* **Exercise details**:
Print the entire listing. Each line must match the original exactly.

* **Exercise material**:
+ + +
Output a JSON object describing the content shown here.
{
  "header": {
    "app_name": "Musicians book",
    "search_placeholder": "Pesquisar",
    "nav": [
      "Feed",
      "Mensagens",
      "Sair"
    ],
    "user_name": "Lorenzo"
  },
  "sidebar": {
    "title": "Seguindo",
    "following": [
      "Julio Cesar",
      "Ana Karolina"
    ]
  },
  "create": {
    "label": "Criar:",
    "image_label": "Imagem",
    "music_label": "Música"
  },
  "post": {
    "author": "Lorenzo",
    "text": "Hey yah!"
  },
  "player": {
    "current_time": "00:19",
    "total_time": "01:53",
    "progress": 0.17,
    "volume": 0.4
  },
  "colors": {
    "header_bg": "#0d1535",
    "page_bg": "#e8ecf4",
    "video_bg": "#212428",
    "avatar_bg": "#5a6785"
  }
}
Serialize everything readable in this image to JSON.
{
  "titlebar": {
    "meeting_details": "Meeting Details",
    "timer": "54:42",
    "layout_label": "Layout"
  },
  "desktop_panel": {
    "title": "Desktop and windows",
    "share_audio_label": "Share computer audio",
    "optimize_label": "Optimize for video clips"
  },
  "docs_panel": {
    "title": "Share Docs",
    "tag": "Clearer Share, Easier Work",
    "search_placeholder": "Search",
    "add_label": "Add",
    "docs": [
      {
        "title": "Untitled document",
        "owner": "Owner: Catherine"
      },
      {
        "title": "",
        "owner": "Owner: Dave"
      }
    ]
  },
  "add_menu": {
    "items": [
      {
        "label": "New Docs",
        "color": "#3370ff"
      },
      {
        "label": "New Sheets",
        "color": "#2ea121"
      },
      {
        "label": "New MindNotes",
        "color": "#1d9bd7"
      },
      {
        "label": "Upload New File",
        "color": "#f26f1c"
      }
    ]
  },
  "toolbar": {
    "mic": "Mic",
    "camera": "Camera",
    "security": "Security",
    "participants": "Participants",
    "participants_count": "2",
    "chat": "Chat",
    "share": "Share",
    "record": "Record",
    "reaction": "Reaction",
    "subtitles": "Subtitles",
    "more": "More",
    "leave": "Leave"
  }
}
+ + +
* **Response to this exercise**:
Output a JSON object describing the content shown here.
{
  "header": {
    "app_name": "Musicians book",
    "search_placeholder": "Pesquisar",
    "nav": [
      "Feed",
      "Mensagens",
      "Sair"
    ],
    "user_name": "Lorenzo"
  },
  "sidebar": {
    "title": "Seguindo",
    "following": [
      "Julio Cesar",
      "Ana Karolina"
    ]
  },
  "create": {
    "label": "Criar:",
    "image_label": "Imagem",
    "music_label": "Música"
  },
  "post": {
    "author": "Lorenzo",
    "text": "Hey yah!"
  },
  "player": {
    "current_time": "00:19",
    "total_time": "01:53",
    "progress": 0.17,
    "volume": 0.4
  },
  "colors": {
    "header_bg": "#0d1535",
    "page_bg": "#e8ecf4",
    "video_bg": "#212428",
    "avatar_bg": "#5a6785"
  }
}
Serialize everything readable in this image to JSON.
{
  "titlebar": {
    "meeting_details": "Meeting Details",
    "timer": "54:42",
    "layout_label": "Layout"
  },
  "desktop_panel": {
    "title": "Desktop and windows",
    "share_audio_label": "Share computer audio",
    "optimize_label": "Optimize for video clips"
  },
  "docs_panel": {
    "title": "Share Docs",
    "tag": "Clearer Share, Easier Work",
    "search_placeholder": "Search",
    "add_label": "Add",
    "docs": [
      {
        "title": "Untitled document",
        "owner": "Owner: Catherine"
      },
      {
        "title": "",
        "owner": "Owner: Dave"
      }
    ]
  },
  "add_menu": {
    "items": [
      {
        "label": "New Docs",
        "color": "#3370ff"
      },
      {
        "label": "New Sheets",
        "color": "#2ea121"
      },
      {
        "label": "New MindNotes",
        "color": "#1d9bd7"
      },
      {
        "label": "Upload New File",
        "color": "#f26f1c"
      }
    ]
  },
  "toolbar": {
    "mic": "Mic",
    "camera": "Camera",
    "security": "Security",
    "participants": "Participants",
    "participants_count": "2",
    "chat": "Chat",
    "share": "Share",
    "record": "Record",
    "reaction": "Reaction",
    "subtitles": "Subtitles",
    "more": "More",
    "leave": "Leave"
  }
}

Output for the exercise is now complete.